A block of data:
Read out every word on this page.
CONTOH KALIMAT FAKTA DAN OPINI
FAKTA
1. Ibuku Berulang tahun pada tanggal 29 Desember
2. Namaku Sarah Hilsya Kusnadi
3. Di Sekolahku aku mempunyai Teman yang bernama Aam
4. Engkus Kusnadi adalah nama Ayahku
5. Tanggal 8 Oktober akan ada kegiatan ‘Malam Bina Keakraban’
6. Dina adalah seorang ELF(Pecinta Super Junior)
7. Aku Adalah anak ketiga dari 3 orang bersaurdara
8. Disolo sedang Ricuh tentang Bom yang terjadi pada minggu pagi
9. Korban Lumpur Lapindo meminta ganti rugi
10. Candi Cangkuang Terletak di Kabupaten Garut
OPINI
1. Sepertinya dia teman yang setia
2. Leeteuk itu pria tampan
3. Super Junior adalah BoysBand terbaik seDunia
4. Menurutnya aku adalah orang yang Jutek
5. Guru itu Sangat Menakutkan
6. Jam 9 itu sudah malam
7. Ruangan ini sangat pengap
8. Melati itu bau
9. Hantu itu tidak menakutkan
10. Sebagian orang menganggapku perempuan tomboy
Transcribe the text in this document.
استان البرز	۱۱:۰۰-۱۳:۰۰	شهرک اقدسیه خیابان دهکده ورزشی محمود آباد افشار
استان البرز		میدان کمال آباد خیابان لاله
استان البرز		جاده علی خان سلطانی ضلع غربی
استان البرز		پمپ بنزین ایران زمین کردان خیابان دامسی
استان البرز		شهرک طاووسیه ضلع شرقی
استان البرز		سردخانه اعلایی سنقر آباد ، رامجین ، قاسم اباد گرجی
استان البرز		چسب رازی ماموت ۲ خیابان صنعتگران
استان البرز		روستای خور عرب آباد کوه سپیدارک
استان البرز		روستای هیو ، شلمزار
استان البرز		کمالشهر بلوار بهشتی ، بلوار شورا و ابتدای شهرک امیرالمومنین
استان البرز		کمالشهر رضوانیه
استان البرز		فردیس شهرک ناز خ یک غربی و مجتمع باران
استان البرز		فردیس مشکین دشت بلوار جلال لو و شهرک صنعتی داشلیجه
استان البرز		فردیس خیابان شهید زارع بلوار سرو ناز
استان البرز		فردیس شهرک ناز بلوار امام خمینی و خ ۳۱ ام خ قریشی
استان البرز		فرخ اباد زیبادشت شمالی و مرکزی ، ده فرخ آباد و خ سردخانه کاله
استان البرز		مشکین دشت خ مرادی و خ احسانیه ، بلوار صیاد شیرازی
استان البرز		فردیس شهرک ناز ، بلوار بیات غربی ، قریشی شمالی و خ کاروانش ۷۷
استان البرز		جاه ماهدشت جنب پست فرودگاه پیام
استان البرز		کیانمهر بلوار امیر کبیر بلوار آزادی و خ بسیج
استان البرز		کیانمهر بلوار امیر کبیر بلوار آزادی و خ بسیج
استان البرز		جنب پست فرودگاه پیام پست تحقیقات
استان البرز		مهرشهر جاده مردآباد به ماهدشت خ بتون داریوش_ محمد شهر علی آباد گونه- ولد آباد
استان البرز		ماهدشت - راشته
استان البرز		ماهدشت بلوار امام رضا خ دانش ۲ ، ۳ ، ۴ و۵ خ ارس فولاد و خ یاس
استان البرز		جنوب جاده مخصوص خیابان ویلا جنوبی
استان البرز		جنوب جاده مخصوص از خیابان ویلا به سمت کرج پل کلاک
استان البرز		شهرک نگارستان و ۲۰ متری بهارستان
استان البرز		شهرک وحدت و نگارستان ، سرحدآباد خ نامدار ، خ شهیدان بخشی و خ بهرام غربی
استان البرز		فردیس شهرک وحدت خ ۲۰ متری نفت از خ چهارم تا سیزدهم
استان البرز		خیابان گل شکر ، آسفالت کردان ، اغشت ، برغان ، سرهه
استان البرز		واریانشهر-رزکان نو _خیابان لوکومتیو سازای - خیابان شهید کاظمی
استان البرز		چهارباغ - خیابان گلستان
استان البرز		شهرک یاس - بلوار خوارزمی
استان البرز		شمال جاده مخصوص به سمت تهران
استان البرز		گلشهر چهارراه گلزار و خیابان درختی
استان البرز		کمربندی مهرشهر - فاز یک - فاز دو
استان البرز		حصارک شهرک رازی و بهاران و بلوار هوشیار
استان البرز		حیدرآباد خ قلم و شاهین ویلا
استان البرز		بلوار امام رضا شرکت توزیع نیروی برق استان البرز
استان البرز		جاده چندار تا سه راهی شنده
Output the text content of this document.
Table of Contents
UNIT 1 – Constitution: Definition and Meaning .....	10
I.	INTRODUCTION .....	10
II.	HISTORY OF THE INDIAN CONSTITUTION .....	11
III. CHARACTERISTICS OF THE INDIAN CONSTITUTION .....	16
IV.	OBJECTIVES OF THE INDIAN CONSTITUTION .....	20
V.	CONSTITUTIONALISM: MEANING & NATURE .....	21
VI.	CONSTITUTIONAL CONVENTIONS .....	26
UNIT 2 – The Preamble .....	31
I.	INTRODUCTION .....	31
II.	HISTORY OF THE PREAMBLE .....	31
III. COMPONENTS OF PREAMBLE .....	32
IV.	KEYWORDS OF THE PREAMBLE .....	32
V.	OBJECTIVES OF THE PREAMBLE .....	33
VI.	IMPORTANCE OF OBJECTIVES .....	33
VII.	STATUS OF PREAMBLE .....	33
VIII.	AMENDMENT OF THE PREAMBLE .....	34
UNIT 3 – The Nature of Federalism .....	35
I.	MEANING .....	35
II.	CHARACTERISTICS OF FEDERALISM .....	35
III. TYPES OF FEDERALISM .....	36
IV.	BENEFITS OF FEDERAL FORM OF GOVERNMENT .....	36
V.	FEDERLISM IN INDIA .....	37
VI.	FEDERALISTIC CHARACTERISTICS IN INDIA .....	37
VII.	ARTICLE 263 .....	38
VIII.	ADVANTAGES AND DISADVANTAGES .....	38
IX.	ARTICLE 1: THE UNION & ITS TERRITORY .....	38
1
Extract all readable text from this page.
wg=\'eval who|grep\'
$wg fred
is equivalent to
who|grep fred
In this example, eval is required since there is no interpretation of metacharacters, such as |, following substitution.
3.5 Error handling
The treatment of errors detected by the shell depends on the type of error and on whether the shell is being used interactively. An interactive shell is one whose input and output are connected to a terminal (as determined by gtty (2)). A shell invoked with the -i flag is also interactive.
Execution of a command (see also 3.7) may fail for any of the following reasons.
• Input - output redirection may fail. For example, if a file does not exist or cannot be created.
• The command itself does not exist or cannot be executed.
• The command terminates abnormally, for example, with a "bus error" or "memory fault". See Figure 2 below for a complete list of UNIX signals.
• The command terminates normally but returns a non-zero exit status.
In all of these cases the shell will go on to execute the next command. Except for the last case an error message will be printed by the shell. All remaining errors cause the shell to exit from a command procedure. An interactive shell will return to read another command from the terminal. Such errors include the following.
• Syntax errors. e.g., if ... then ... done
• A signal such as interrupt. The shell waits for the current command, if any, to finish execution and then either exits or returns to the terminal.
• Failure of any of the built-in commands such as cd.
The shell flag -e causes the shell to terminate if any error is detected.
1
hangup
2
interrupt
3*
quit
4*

▶ _Written instruction_: Return the listing above word for word.

▶ _Written reply_:
Read out every word on this page.
CONTOH KALIMAT FAKTA DAN OPINI
FAKTA
1. Ibuku Berulang tahun pada tanggal 29 Desember
2. Namaku Sarah Hilsya Kusnadi
3. Di Sekolahku aku mempunyai Teman yang bernama Aam
4. Engkus Kusnadi adalah nama Ayahku
5. Tanggal 8 Oktober akan ada kegiatan ‘Malam Bina Keakraban’
6. Dina adalah seorang ELF(Pecinta Super Junior)
7. Aku Adalah anak ketiga dari 3 orang bersaurdara
8. Disolo sedang Ricuh tentang Bom yang terjadi pada minggu pagi
9. Korban Lumpur Lapindo meminta ganti rugi
10. Candi Cangkuang Terletak di Kabupaten Garut
OPINI
1. Sepertinya dia teman yang setia
2. Leeteuk itu pria tampan
3. Super Junior adalah BoysBand terbaik seDunia
4. Menurutnya aku adalah orang yang Jutek
5. Guru itu Sangat Menakutkan
6. Jam 9 itu sudah malam
7. Ruangan ini sangat pengap
8. Melati itu bau
9. Hantu itu tidak menakutkan
10. Sebagian orang menganggapku perempuan tomboy
Transcribe the text in this document.
استان البرز	۱۱:۰۰-۱۳:۰۰	شهرک اقدسیه خیابان دهکده ورزشی محمود آباد افشار
استان البرز		میدان کمال آباد خیابان لاله
استان البرز		جاده علی خان سلطانی ضلع غربی
استان البرز		پمپ بنزین ایران زمین کردان خیابان دامسی
استان البرز		شهرک طاووسیه ضلع شرقی
استان البرز		سردخانه اعلایی سنقر آباد ، رامجین ، قاسم اباد گرجی
استان البرز		چسب رازی ماموت ۲ خیابان صنعتگران
استان البرز		روستای خور عرب آباد کوه سپیدارک
استان البرز		روستای هیو ، شلمزار
استان البرز		کمالشهر بلوار بهشتی ، بلوار شورا و ابتدای شهرک امیرالمومنین
استان البرز		کمالشهر رضوانیه
استان البرز		فردیس شهرک ناز خ یک غربی و مجتمع باران
استان البرز		فردیس مشکین دشت بلوار جلال لو و شهرک صنعتی داشلیجه
استان البرز		فردیس خیابان شهید زارع بلوار سرو ناز
استان البرز		فردیس شهرک ناز بلوار امام خمینی و خ ۳۱ ام خ قریشی
استان البرز		فرخ اباد زیبادشت شمالی و مرکزی ، ده فرخ آباد و خ سردخانه کاله
استان البرز		مشکین دشت خ مرادی و خ احسانیه ، بلوار صیاد شیرازی
استان البرز		فردیس شهرک ناز ، بلوار بیات غربی ، قریشی شمالی و خ کاروانش ۷۷
استان البرز		جاه ماهدشت جنب پست فرودگاه پیام
استان البرز		کیانمهر بلوار امیر کبیر بلوار آزادی و خ بسیج
استان البرز		کیانمهر بلوار امیر کبیر بلوار آزادی و خ بسیج
استان البرز		جنب پست فرودگاه پیام پست تحقیقات
استان البرز		مهرشهر جاده مردآباد به ماهدشت خ بتون داریوش_ محمد شهر علی آباد گونه- ولد آباد
استان البرز		ماهدشت - راشته
استان البرز		ماهدشت بلوار امام رضا خ دانش ۲ ، ۳ ، ۴ و۵ خ ارس فولاد و خ یاس
استان البرز		جنوب جاده مخصوص خیابان ویلا جنوبی
استان البرز		جنوب جاده مخصوص از خیابان ویلا به سمت کرج پل کلاک
استان البرز		شهرک نگارستان و ۲۰ متری بهارستان
استان البرز		شهرک وحدت و نگارستان ، سرحدآباد خ نامدار ، خ شهیدان بخشی و خ بهرام غربی
استان البرز		فردیس شهرک وحدت خ ۲۰ متری نفت از خ چهارم تا سیزدهم
استان البرز		خیابان گل شکر ، آسفالت کردان ، اغشت ، برغان ، سرهه
استان البرز		واریانشهر-رزکان نو _خیابان لوکومتیو سازای - خیابان شهید کاظمی
استان البرز		چهارباغ - خیابان گلستان
استان البرز		شهرک یاس - بلوار خوارزمی
استان البرز		شمال جاده مخصوص به سمت تهران
استان البرز		گلشهر چهارراه گلزار و خیابان درختی
استان البرز		کمربندی مهرشهر - فاز یک - فاز دو
استان البرز		حصارک شهرک رازی و بهاران و بلوار هوشیار
استان البرز		حیدرآباد خ قلم و شاهین ویلا
استان البرز		بلوار امام رضا شرکت توزیع نیروی برق استان البرز
استان البرز		جاده چندار تا سه راهی شنده
Output the text content of this document.
Table of Contents
UNIT 1 – Constitution: Definition and Meaning .....	10
I.	INTRODUCTION .....	10
II.	HISTORY OF THE INDIAN CONSTITUTION .....	11
III. CHARACTERISTICS OF THE INDIAN CONSTITUTION .....	16
IV.	OBJECTIVES OF THE INDIAN CONSTITUTION .....	20
V.	CONSTITUTIONALISM: MEANING & NATURE .....	21
VI.	CONSTITUTIONAL CONVENTIONS .....	26
UNIT 2 – The Preamble .....	31
I.	INTRODUCTION .....	31
II.	HISTORY OF THE PREAMBLE .....	31
III. COMPONENTS OF PREAMBLE .....	32
IV.	KEYWORDS OF THE PREAMBLE .....	32
V.	OBJECTIVES OF THE PREAMBLE .....	33
VI.	IMPORTANCE OF OBJECTIVES .....	33
VII.	STATUS OF PREAMBLE .....	33
VIII.	AMENDMENT OF THE PREAMBLE .....	34
UNIT 3 – The Nature of Federalism .....	35
I.	MEANING .....	35
II.	CHARACTERISTICS OF FEDERALISM .....	35
III. TYPES OF FEDERALISM .....	36
IV.	BENEFITS OF FEDERAL FORM OF GOVERNMENT .....	36
V.	FEDERLISM IN INDIA .....	37
VI.	FEDERALISTIC CHARACTERISTICS IN INDIA .....	37
VII.	ARTICLE 263 .....	38
VIII.	ADVANTAGES AND DISADVANTAGES .....	38
IX.	ARTICLE 1: THE UNION & ITS TERRITORY .....	38
1
Extract all readable text from this page.
wg=\'eval who|grep\'
$wg fred
is equivalent to
who|grep fred
In this example, eval is required since there is no interpretation of metacharacters, such as |, following substitution.
3.5 Error handling
The treatment of errors detected by the shell depends on the type of error and on whether the shell is being used interactively. An interactive shell is one whose input and output are connected to a terminal (as determined by gtty (2)). A shell invoked with the -i flag is also interactive.
Execution of a command (see also 3.7) may fail for any of the following reasons.
• Input - output redirection may fail. For example, if a file does not exist or cannot be created.
• The command itself does not exist or cannot be executed.
• The command terminates abnormally, for example, with a "bus error" or "memory fault". See Figure 2 below for a complete list of UNIX signals.
• The command terminates normally but returns a non-zero exit status.
In all of these cases the shell will go on to execute the next command. Except for the last case an error message will be printed by the shell. All remaining errors cause the shell to exit from a command procedure. An interactive shell will return to read another command from the terminal. Such errors include the following.
• Syntax errors. e.g., if ... then ... done
• A signal such as interrupt. The shell waits for the current command, if any, to finish execution and then either exits or returns to the terminal.
• Failure of any of the built-in commands such as cd.
The shell flag -e causes the shell to terminate if any error is detected.
1
hangup
2
interrupt
3*
quit
4*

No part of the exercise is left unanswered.